__Required work__
Going through the material below, please gather all lines with the word "xlabel" in them.

(Items from a figure collection)
|---|

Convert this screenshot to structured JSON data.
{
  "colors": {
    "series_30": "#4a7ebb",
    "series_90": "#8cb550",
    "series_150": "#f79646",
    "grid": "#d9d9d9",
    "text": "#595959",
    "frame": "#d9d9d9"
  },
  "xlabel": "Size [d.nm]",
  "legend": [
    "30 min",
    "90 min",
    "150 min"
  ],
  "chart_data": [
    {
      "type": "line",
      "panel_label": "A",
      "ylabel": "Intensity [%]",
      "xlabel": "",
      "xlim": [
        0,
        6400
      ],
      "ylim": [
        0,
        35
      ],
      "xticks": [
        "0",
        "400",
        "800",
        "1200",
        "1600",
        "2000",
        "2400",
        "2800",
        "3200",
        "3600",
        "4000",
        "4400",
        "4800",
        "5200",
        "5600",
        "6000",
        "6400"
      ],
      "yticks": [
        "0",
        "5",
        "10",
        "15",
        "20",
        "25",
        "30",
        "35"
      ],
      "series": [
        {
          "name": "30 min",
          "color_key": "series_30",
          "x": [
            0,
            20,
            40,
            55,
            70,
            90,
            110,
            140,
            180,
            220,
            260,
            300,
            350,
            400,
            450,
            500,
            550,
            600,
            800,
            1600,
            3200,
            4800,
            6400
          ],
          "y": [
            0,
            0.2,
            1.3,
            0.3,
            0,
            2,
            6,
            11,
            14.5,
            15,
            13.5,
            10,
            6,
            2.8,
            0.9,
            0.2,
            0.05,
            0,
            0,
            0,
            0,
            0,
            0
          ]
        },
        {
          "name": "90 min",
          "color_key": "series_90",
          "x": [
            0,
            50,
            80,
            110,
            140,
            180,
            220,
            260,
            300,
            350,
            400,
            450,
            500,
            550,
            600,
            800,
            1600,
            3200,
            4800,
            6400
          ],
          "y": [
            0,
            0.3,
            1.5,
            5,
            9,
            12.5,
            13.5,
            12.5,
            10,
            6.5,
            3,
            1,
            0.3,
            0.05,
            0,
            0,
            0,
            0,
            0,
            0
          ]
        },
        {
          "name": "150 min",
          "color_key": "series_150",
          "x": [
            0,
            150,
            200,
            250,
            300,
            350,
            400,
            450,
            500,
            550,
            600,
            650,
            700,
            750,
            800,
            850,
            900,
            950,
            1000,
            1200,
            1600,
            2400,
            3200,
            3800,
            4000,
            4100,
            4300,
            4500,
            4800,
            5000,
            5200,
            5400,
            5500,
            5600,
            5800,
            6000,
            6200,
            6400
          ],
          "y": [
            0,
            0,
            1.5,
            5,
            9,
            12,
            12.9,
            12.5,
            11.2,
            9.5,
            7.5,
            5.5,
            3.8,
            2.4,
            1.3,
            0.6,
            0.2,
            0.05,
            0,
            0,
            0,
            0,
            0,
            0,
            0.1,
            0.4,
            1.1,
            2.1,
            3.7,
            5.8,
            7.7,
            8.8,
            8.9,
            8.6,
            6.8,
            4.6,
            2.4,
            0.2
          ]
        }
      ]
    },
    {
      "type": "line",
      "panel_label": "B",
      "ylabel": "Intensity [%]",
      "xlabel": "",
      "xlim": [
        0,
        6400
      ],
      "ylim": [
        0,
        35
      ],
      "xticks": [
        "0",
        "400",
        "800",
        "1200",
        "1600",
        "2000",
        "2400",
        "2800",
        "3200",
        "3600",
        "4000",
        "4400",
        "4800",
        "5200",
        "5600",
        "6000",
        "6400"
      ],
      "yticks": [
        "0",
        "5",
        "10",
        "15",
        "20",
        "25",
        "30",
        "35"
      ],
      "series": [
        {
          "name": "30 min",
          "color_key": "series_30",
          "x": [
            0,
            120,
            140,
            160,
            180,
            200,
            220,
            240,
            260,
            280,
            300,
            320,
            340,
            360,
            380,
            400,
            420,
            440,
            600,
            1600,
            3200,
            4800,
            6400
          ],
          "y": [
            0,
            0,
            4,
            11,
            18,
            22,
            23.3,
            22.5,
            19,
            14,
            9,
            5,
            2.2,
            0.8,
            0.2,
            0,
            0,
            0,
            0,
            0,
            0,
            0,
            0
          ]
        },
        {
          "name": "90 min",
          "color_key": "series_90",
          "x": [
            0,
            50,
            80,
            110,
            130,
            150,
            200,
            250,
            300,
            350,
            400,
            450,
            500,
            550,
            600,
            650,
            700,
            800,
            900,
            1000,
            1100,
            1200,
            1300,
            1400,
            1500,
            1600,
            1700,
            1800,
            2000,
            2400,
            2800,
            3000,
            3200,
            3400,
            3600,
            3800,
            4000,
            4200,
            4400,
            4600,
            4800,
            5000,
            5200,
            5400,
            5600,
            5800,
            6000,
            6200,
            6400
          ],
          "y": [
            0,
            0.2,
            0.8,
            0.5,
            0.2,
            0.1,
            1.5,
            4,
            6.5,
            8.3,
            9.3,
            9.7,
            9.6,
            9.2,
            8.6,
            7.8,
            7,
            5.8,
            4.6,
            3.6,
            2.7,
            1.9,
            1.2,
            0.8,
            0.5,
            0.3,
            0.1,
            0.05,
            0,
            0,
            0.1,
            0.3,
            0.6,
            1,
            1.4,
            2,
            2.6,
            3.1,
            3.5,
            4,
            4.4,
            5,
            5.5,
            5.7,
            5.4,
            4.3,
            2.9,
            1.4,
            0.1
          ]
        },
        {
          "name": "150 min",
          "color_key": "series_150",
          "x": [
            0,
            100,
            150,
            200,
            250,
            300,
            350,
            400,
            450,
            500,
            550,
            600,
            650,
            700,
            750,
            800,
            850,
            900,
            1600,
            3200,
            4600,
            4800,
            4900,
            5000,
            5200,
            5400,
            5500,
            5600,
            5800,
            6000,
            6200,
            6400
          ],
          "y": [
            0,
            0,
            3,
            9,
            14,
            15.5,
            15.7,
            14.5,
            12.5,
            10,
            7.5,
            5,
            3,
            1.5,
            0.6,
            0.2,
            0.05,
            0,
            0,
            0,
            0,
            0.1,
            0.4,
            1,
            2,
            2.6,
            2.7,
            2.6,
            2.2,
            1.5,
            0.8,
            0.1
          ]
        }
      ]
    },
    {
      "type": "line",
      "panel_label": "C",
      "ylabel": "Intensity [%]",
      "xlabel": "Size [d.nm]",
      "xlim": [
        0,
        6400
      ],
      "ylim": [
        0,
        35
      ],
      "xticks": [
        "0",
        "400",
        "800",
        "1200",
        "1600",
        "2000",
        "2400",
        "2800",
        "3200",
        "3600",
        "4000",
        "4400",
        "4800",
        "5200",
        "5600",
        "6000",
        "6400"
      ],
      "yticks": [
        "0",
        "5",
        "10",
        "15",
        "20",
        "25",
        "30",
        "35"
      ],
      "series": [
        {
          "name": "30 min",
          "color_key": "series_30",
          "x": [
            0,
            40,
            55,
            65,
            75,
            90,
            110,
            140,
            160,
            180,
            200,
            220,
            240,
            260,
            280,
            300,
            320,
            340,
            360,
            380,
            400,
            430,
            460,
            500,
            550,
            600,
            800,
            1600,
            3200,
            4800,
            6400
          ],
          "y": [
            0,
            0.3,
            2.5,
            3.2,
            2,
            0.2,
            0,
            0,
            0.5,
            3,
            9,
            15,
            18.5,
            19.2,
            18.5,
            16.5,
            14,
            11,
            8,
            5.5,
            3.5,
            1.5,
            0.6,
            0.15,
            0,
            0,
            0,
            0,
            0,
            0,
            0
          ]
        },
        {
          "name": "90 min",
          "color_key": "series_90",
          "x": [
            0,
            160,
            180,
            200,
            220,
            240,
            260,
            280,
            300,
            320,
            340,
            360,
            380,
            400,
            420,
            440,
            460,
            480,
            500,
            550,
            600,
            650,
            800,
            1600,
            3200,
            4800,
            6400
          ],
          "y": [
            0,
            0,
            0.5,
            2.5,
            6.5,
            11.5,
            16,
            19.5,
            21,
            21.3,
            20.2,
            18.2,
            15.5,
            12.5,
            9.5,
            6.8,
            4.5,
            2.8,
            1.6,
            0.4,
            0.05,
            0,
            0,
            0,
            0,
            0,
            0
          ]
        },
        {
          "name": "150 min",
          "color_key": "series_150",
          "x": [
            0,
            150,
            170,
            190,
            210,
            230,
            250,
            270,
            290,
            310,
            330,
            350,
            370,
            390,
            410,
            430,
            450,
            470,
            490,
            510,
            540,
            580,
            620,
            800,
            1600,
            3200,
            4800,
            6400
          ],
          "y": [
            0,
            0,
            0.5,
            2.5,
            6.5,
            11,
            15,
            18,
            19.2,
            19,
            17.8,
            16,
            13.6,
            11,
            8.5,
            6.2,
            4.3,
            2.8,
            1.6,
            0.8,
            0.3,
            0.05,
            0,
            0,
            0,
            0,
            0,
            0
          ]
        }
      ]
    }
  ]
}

|---|

__Completed exercise__
  "xlabel": "Size [d.nm]",
      "xlabel": "",
      "xlabel": "",
      "xlabel": "Size [d.nm]",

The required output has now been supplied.